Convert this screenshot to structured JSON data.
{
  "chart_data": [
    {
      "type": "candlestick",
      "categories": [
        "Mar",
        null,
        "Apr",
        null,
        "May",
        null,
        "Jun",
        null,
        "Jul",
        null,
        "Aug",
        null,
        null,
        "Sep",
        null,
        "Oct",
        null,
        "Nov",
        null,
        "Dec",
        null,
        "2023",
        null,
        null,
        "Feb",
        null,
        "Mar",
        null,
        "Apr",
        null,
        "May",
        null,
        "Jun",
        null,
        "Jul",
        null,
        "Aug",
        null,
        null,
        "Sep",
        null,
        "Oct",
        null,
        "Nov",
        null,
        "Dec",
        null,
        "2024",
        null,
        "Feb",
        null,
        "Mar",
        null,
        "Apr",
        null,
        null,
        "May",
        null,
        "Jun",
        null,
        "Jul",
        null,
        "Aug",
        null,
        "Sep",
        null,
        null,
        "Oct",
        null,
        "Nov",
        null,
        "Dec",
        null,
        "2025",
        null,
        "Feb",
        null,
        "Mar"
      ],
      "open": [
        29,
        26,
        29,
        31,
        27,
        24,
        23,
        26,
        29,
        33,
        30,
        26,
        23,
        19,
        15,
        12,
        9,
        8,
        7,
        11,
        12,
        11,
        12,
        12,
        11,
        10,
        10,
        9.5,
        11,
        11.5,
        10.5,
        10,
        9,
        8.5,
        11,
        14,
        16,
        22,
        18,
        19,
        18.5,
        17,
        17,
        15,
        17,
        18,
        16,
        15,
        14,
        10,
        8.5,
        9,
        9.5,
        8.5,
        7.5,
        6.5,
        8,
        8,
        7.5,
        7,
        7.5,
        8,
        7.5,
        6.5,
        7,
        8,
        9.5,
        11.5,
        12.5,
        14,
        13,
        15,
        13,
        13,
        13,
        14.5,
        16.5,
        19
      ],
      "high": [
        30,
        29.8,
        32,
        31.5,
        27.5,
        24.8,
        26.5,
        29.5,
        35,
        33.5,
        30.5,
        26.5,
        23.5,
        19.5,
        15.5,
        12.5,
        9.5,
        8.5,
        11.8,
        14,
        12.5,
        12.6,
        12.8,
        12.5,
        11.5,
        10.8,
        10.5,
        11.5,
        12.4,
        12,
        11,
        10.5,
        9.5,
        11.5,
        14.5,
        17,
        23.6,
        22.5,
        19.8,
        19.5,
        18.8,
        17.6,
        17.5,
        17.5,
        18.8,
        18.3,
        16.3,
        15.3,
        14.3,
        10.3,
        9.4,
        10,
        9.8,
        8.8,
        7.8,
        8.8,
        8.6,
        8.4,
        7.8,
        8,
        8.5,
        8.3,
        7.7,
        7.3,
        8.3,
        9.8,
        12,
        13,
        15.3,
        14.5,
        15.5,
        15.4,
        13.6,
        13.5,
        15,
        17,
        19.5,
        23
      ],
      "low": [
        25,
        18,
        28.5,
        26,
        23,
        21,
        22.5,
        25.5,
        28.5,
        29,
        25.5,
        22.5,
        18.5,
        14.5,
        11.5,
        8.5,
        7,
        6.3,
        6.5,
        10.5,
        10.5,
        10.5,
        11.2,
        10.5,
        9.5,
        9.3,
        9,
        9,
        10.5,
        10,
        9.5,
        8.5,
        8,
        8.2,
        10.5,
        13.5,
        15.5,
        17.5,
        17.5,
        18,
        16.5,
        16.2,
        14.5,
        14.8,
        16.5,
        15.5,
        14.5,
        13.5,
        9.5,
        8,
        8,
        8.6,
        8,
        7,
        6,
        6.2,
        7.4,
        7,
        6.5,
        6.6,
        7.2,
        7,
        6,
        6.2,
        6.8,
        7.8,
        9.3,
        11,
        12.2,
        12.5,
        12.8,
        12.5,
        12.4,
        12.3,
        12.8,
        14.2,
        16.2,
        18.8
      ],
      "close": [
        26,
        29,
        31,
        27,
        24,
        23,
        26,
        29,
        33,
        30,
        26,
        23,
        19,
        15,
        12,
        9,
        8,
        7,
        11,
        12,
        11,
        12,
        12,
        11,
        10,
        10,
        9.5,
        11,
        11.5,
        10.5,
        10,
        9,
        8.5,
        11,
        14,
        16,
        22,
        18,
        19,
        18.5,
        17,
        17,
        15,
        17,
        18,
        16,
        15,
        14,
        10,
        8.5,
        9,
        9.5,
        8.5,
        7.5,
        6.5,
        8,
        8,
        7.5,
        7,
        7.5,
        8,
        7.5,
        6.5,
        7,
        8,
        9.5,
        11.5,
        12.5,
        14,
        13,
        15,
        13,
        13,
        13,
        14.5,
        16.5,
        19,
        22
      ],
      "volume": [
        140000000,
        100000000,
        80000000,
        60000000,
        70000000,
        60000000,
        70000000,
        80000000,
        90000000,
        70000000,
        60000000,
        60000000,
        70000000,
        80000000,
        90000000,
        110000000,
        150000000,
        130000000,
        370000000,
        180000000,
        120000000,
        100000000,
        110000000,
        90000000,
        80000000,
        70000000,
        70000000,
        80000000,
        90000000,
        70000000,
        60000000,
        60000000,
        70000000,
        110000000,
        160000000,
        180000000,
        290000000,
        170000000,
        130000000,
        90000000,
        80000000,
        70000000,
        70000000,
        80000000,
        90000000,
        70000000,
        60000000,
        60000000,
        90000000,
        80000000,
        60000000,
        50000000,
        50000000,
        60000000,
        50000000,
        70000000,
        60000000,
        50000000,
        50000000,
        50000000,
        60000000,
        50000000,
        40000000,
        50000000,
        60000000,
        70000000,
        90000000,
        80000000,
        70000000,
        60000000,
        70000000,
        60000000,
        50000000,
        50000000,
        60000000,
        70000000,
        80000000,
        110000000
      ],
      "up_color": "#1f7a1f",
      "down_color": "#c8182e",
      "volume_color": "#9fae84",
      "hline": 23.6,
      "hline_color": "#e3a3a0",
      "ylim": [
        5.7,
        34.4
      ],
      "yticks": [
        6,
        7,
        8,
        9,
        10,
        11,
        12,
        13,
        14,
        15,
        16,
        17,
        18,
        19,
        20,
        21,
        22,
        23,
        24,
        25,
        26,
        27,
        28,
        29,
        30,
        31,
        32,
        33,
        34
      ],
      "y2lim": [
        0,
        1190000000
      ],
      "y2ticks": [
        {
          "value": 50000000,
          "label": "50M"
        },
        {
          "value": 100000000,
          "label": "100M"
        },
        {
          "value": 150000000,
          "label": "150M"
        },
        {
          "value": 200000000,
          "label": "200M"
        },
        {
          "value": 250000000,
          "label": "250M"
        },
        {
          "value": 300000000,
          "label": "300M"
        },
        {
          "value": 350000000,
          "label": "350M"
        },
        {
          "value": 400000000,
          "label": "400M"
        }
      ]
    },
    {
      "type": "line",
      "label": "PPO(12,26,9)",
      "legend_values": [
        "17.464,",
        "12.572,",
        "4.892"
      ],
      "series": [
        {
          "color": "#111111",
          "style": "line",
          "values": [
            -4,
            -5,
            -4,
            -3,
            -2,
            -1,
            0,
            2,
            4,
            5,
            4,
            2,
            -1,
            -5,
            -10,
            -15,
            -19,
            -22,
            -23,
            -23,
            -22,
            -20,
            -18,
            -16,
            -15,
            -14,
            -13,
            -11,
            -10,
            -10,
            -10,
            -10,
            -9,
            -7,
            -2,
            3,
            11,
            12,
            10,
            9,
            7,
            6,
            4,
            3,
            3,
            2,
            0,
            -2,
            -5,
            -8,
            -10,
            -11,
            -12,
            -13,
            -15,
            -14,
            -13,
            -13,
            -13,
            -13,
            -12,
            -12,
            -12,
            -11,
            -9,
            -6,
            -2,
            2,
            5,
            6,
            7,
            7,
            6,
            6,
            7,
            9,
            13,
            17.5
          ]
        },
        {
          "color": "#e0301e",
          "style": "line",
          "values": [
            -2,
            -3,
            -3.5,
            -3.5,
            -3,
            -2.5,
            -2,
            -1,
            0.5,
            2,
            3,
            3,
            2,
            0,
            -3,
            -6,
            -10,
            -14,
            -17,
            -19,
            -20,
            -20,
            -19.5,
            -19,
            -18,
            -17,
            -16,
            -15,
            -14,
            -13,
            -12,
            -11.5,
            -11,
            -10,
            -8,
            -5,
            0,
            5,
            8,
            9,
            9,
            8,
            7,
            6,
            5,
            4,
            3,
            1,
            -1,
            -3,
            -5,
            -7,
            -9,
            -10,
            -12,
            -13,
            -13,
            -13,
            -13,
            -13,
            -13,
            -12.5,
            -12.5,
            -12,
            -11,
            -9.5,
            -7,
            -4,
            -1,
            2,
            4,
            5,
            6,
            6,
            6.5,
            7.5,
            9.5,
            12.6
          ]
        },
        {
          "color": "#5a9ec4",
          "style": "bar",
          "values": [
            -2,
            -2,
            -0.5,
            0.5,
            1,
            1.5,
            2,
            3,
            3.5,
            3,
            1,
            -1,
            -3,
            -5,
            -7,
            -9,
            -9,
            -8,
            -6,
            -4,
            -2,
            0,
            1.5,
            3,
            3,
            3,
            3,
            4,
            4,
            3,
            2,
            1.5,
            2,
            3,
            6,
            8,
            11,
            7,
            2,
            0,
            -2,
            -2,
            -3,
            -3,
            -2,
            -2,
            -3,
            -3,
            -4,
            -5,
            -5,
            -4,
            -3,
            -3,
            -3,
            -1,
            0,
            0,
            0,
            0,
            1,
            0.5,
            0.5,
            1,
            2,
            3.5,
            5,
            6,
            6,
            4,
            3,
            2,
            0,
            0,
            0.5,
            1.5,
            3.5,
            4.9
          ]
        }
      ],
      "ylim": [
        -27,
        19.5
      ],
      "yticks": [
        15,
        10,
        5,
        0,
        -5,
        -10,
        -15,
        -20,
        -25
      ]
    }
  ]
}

◇ ◇ ◇ ◇

Find each line holding "label". Copy it out.

[REPLY TO THE TASK]
          "label": "50M"
          "label": "100M"
          "label": "150M"
          "label": "200M"
          "label": "250M"
          "label": "300M"
          "label": "350M"
          "label": "400M"
      "label": "PPO(12,26,9)",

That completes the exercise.